Challenge:
The records that follow are to be repeated exactly, with the pictures removed.

The records:
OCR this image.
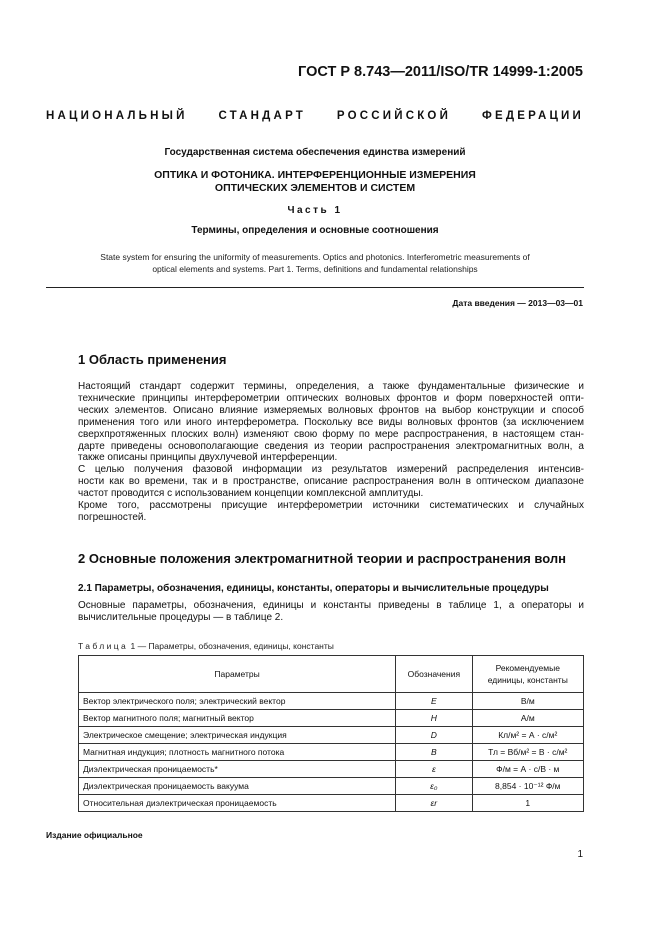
ГОСТ Р 8.743—2011/ISO/TR 14999-1:2005
НАЦИОНАЛЬНЫЙ	СТАНДАРТ	РОССИЙСКОЙ	ФЕДЕРАЦИИ
Государственная система обеспечения единства измерений
ОПТИКА И ФОТОНИКА. ИНТЕРФЕРЕНЦИОННЫЕ ИЗМЕРЕНИЯ
ОПТИЧЕСКИХ ЭЛЕМЕНТОВ И СИСТЕМ
Часть 1
Термины, определения и основные соотношения
State system for ensuring the uniformity of measurements. Optics and photonics. Interferometric measurements of
optical elements and systems. Part 1. Terms, definitions and fundamental relationships
Дата введения — 2013—03—01
1 Область применения
Настоящий стандарт содержит термины, определения, а также фундаментальные физические и
технические принципы интерферометрии оптических волновых фронтов и форм поверхностей опти-
ческих элементов. Описано влияние измеряемых волновых фронтов на выбор конструкции и способ
применения того или иного интерферометра. Поскольку все виды волновых фронтов (за исключением
сверхпротяженных плоских волн) изменяют свою форму по мере распространения, в настоящем стан-
дарте приведены основополагающие сведения из теории распространения электромагнитных волн, а
также описаны принципы двухлучевой интерференции.
С целью получения фазовой информации из результатов измерений распределения интенсив-
ности как во времени, так и в пространстве, описание распространения волн в оптическом диапазоне
частот проводится с использованием концепции комплексной амплитуды.
Кроме того, рассмотрены присущие интерферометрии источники систематических и случайных
погрешностей.
2 Основные положения электромагнитной теории и распространения волн
2.1 Параметры, обозначения, единицы, константы, операторы и вычислительные процедуры
Основные параметры, обозначения, единицы и константы приведены в таблице 1, а операторы и
вычислительные процедуры — в таблице 2.
Таблица 1 — Параметры, обозначения, единицы, константы
Параметры	Обозначения	Рекомендуемые единицы, константы
Вектор электрического поля; электрический вектор	E	В/м
Вектор магнитного поля; магнитный вектор	H	А/м
Электрическое смещение; электрическая индукция	D	Кл/м² = А · с/м²
Магнитная индукция; плотность магнитного потока	B	Тл = Вб/м² = В · с/м²
Диэлектрическая проницаемость*	ε	Ф/м = А · с/В · м
Диэлектрическая проницаемость вакуума	ε₀	8,854 · 10⁻¹² Ф/м
Относительная диэлектрическая проницаемость	εr	1
Издание официальное
1
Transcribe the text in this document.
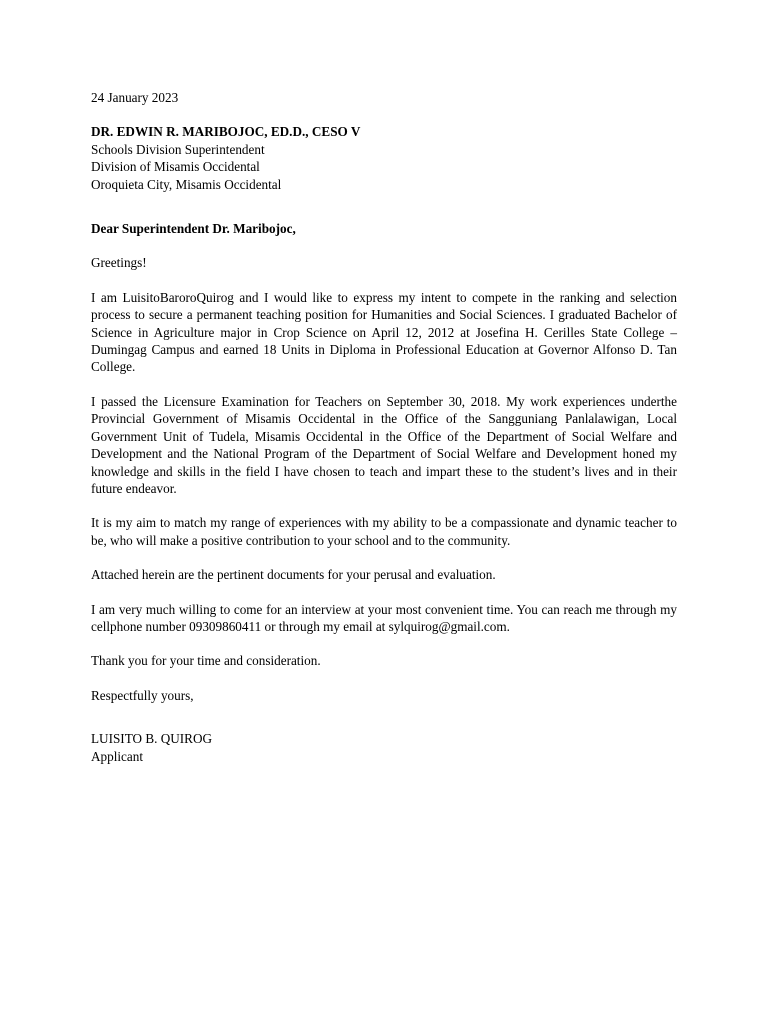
24 January 2023

DR. EDWIN R. MARIBOJOC, ED.D., CESO V

Schools Division Superintendent

Division of Misamis Occidental

Oroquieta City, Misamis Occidental

Dear Superintendent Dr. Maribojoc,

Greetings!

I am LuisitoBaroroQuirog and I would like to express my intent to compete in the ranking and selection process to secure a permanent teaching position for Humanities and Social Sciences. I graduated Bachelor of Science in Agriculture major in Crop Science on April 12, 2012 at Josefina H. Cerilles State College – Dumingag Campus and earned 18 Units in Diploma in Professional Education at Governor Alfonso D. Tan College.

I passed the Licensure Examination for Teachers on September 30, 2018. My work experiences underthe Provincial Government of Misamis Occidental in the Office of the Sangguniang Panlalawigan, Local Government Unit of Tudela, Misamis Occidental in the Office of the Department of Social Welfare and Development and the National Program of the Department of Social Welfare and Development honed my knowledge and skills in the field I have chosen to teach and impart these to the student’s lives and in their future endeavor.

It is my aim to match my range of experiences with my ability to be a compassionate and dynamic teacher to be, who will make a positive contribution to your school and to the community.

Attached herein are the pertinent documents for your perusal and evaluation.

I am very much willing to come for an interview at your most convenient time. You can reach me through my cellphone number 09309860411 or through my email at sylquirog@gmail.com.

Thank you for your time and consideration.

Respectfully yours,

LUISITO B. QUIROG

Applicant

Expected answer:
OCR this image.
ГОСТ Р 8.743—2011/ISO/TR 14999-1:2005
НАЦИОНАЛЬНЫЙ	СТАНДАРТ	РОССИЙСКОЙ	ФЕДЕРАЦИИ
Государственная система обеспечения единства измерений
ОПТИКА И ФОТОНИКА. ИНТЕРФЕРЕНЦИОННЫЕ ИЗМЕРЕНИЯ
ОПТИЧЕСКИХ ЭЛЕМЕНТОВ И СИСТЕМ
Часть 1
Термины, определения и основные соотношения
State system for ensuring the uniformity of measurements. Optics and photonics. Interferometric measurements of
optical elements and systems. Part 1. Terms, definitions and fundamental relationships
Дата введения — 2013—03—01
1 Область применения
Настоящий стандарт содержит термины, определения, а также фундаментальные физические и
технические принципы интерферометрии оптических волновых фронтов и форм поверхностей опти-
ческих элементов. Описано влияние измеряемых волновых фронтов на выбор конструкции и способ
применения того или иного интерферометра. Поскольку все виды волновых фронтов (за исключением
сверхпротяженных плоских волн) изменяют свою форму по мере распространения, в настоящем стан-
дарте приведены основополагающие сведения из теории распространения электромагнитных волн, а
также описаны принципы двухлучевой интерференции.
С целью получения фазовой информации из результатов измерений распределения интенсив-
ности как во времени, так и в пространстве, описание распространения волн в оптическом диапазоне
частот проводится с использованием концепции комплексной амплитуды.
Кроме того, рассмотрены присущие интерферометрии источники систематических и случайных
погрешностей.
2 Основные положения электромагнитной теории и распространения волн
2.1 Параметры, обозначения, единицы, константы, операторы и вычислительные процедуры
Основные параметры, обозначения, единицы и константы приведены в таблице 1, а операторы и
вычислительные процедуры — в таблице 2.
Таблица 1 — Параметры, обозначения, единицы, константы
Параметры	Обозначения	Рекомендуемые единицы, константы
Вектор электрического поля; электрический вектор	E	В/м
Вектор магнитного поля; магнитный вектор	H	А/м
Электрическое смещение; электрическая индукция	D	Кл/м² = А · с/м²
Магнитная индукция; плотность магнитного потока	B	Тл = Вб/м² = В · с/м²
Диэлектрическая проницаемость*	ε	Ф/м = А · с/В · м
Диэлектрическая проницаемость вакуума	ε₀	8,854 · 10⁻¹² Ф/м
Относительная диэлектрическая проницаемость	εr	1
Издание официальное
1
Transcribe the text in this document.
24 January 2023

DR. EDWIN R. MARIBOJOC, ED.D., CESO V

Schools Division Superintendent

Division of Misamis Occidental

Oroquieta City, Misamis Occidental

Dear Superintendent Dr. Maribojoc,

Greetings!

I am LuisitoBaroroQuirog and I would like to express my intent to compete in the ranking and selection process to secure a permanent teaching position for Humanities and Social Sciences. I graduated Bachelor of Science in Agriculture major in Crop Science on April 12, 2012 at Josefina H. Cerilles State College – Dumingag Campus and earned 18 Units in Diploma in Professional Education at Governor Alfonso D. Tan College.

I passed the Licensure Examination for Teachers on September 30, 2018. My work experiences underthe Provincial Government of Misamis Occidental in the Office of the Sangguniang Panlalawigan, Local Government Unit of Tudela, Misamis Occidental in the Office of the Department of Social Welfare and Development and the National Program of the Department of Social Welfare and Development honed my knowledge and skills in the field I have chosen to teach and impart these to the student’s lives and in their future endeavor.

It is my aim to match my range of experiences with my ability to be a compassionate and dynamic teacher to be, who will make a positive contribution to your school and to the community.

Attached herein are the pertinent documents for your perusal and evaluation.

I am very much willing to come for an interview at your most convenient time. You can reach me through my cellphone number 09309860411 or through my email at sylquirog@gmail.com.

Thank you for your time and consideration.

Respectfully yours,

LUISITO B. QUIROG

Applicant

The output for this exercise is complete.